- [Requirement]:
Copy all of the records below verbatim.

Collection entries
▬▬▬▬▬▬▬▬▬▬

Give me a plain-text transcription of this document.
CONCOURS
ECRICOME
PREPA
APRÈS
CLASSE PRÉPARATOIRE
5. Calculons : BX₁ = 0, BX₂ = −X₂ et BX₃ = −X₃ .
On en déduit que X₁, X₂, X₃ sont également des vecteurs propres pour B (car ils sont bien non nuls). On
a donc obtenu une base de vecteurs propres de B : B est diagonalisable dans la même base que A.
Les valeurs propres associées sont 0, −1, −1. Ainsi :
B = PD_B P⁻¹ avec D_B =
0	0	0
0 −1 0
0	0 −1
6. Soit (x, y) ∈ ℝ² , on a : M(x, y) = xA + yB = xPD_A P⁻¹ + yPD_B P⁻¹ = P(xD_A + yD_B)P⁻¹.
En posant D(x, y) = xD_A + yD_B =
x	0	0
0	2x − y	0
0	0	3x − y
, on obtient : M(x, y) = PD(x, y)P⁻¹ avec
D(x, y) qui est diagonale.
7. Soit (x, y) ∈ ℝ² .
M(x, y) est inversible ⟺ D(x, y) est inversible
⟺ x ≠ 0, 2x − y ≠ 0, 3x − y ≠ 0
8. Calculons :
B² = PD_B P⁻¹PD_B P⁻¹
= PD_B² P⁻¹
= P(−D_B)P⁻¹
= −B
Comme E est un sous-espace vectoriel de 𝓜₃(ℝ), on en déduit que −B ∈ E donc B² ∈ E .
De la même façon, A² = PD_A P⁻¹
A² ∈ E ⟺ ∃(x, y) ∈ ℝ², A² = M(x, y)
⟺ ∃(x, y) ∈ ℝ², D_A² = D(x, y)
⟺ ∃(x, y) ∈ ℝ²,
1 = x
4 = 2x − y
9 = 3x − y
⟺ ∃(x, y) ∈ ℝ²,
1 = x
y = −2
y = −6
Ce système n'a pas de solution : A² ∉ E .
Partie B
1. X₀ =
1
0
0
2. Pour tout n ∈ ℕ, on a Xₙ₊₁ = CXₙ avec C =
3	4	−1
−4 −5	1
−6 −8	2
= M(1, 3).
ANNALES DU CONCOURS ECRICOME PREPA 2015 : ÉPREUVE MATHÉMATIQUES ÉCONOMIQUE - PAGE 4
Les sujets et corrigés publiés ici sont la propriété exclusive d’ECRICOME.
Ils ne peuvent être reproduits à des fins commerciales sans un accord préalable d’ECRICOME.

▬▬▬▬▬▬▬▬▬▬

- [Expected answer]:
Give me a plain-text transcription of this document.
CONCOURS
ECRICOME
PREPA
APRÈS
CLASSE PRÉPARATOIRE
5. Calculons : BX₁ = 0, BX₂ = −X₂ et BX₃ = −X₃ .
On en déduit que X₁, X₂, X₃ sont également des vecteurs propres pour B (car ils sont bien non nuls). On
a donc obtenu une base de vecteurs propres de B : B est diagonalisable dans la même base que A.
Les valeurs propres associées sont 0, −1, −1. Ainsi :
B = PD_B P⁻¹ avec D_B =
0	0	0
0 −1 0
0	0 −1
6. Soit (x, y) ∈ ℝ² , on a : M(x, y) = xA + yB = xPD_A P⁻¹ + yPD_B P⁻¹ = P(xD_A + yD_B)P⁻¹.
En posant D(x, y) = xD_A + yD_B =
x	0	0
0	2x − y	0
0	0	3x − y
, on obtient : M(x, y) = PD(x, y)P⁻¹ avec
D(x, y) qui est diagonale.
7. Soit (x, y) ∈ ℝ² .
M(x, y) est inversible ⟺ D(x, y) est inversible
⟺ x ≠ 0, 2x − y ≠ 0, 3x − y ≠ 0
8. Calculons :
B² = PD_B P⁻¹PD_B P⁻¹
= PD_B² P⁻¹
= P(−D_B)P⁻¹
= −B
Comme E est un sous-espace vectoriel de 𝓜₃(ℝ), on en déduit que −B ∈ E donc B² ∈ E .
De la même façon, A² = PD_A P⁻¹
A² ∈ E ⟺ ∃(x, y) ∈ ℝ², A² = M(x, y)
⟺ ∃(x, y) ∈ ℝ², D_A² = D(x, y)
⟺ ∃(x, y) ∈ ℝ²,
1 = x
4 = 2x − y
9 = 3x − y
⟺ ∃(x, y) ∈ ℝ²,
1 = x
y = −2
y = −6
Ce système n'a pas de solution : A² ∉ E .
Partie B
1. X₀ =
1
0
0
2. Pour tout n ∈ ℕ, on a Xₙ₊₁ = CXₙ avec C =
3	4	−1
−4 −5	1
−6 −8	2
= M(1, 3).
ANNALES DU CONCOURS ECRICOME PREPA 2015 : ÉPREUVE MATHÉMATIQUES ÉCONOMIQUE - PAGE 4
Les sujets et corrigés publiés ici sont la propriété exclusive d’ECRICOME.
Ils ne peuvent être reproduits à des fins commerciales sans un accord préalable d’ECRICOME.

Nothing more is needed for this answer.